>> start PROVIDED DATA

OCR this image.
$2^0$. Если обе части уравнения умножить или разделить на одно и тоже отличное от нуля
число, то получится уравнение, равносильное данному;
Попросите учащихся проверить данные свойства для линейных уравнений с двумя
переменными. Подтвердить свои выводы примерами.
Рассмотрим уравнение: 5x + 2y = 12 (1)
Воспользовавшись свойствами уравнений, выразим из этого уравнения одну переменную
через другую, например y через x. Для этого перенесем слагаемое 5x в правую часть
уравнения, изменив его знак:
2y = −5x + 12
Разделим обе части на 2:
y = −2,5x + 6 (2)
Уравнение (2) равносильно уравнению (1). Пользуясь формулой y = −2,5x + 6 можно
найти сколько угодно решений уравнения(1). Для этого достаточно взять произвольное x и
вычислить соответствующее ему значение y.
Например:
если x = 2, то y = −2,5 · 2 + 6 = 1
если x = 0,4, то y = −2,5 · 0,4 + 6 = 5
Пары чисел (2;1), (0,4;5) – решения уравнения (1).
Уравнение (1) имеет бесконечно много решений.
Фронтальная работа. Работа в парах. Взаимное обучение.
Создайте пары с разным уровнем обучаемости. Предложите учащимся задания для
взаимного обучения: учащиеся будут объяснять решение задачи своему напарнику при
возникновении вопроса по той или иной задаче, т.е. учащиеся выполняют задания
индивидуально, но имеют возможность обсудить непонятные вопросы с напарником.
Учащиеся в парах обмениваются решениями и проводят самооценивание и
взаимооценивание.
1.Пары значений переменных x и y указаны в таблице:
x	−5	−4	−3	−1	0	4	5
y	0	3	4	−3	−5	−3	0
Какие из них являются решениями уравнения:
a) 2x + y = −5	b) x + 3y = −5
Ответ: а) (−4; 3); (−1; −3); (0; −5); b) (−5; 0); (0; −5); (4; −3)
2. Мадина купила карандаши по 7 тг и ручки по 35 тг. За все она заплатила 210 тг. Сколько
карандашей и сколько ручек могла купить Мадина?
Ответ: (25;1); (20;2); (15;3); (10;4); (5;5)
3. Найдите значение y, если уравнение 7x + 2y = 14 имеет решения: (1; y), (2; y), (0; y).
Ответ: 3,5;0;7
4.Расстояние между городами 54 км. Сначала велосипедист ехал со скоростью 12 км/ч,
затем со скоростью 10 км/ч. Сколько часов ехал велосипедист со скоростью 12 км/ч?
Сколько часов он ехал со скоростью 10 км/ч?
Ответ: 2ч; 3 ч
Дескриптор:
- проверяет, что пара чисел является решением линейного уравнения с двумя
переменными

>> end PROVIDED DATA

- WHAT TO DO: All of the data must be returned exactly.

- SOLUTION FOR THIS TASK:
OCR this image.
$2^0$. Если обе части уравнения умножить или разделить на одно и тоже отличное от нуля
число, то получится уравнение, равносильное данному;
Попросите учащихся проверить данные свойства для линейных уравнений с двумя
переменными. Подтвердить свои выводы примерами.
Рассмотрим уравнение: 5x + 2y = 12 (1)
Воспользовавшись свойствами уравнений, выразим из этого уравнения одну переменную
через другую, например y через x. Для этого перенесем слагаемое 5x в правую часть
уравнения, изменив его знак:
2y = −5x + 12
Разделим обе части на 2:
y = −2,5x + 6 (2)
Уравнение (2) равносильно уравнению (1). Пользуясь формулой y = −2,5x + 6 можно
найти сколько угодно решений уравнения(1). Для этого достаточно взять произвольное x и
вычислить соответствующее ему значение y.
Например:
если x = 2, то y = −2,5 · 2 + 6 = 1
если x = 0,4, то y = −2,5 · 0,4 + 6 = 5
Пары чисел (2;1), (0,4;5) – решения уравнения (1).
Уравнение (1) имеет бесконечно много решений.
Фронтальная работа. Работа в парах. Взаимное обучение.
Создайте пары с разным уровнем обучаемости. Предложите учащимся задания для
взаимного обучения: учащиеся будут объяснять решение задачи своему напарнику при
возникновении вопроса по той или иной задаче, т.е. учащиеся выполняют задания
индивидуально, но имеют возможность обсудить непонятные вопросы с напарником.
Учащиеся в парах обмениваются решениями и проводят самооценивание и
взаимооценивание.
1.Пары значений переменных x и y указаны в таблице:
x	−5	−4	−3	−1	0	4	5
y	0	3	4	−3	−5	−3	0
Какие из них являются решениями уравнения:
a) 2x + y = −5	b) x + 3y = −5
Ответ: а) (−4; 3); (−1; −3); (0; −5); b) (−5; 0); (0; −5); (4; −3)
2. Мадина купила карандаши по 7 тг и ручки по 35 тг. За все она заплатила 210 тг. Сколько
карандашей и сколько ручек могла купить Мадина?
Ответ: (25;1); (20;2); (15;3); (10;4); (5;5)
3. Найдите значение y, если уравнение 7x + 2y = 14 имеет решения: (1; y), (2; y), (0; y).
Ответ: 3,5;0;7
4.Расстояние между городами 54 км. Сначала велосипедист ехал со скоростью 12 км/ч,
затем со скоростью 10 км/ч. Сколько часов ехал велосипедист со скоростью 12 км/ч?
Сколько часов он ехал со скоростью 10 км/ч?
Ответ: 2ч; 3 ч
Дескриптор:
- проверяет, что пара чисел является решением линейного уравнения с двумя
переменными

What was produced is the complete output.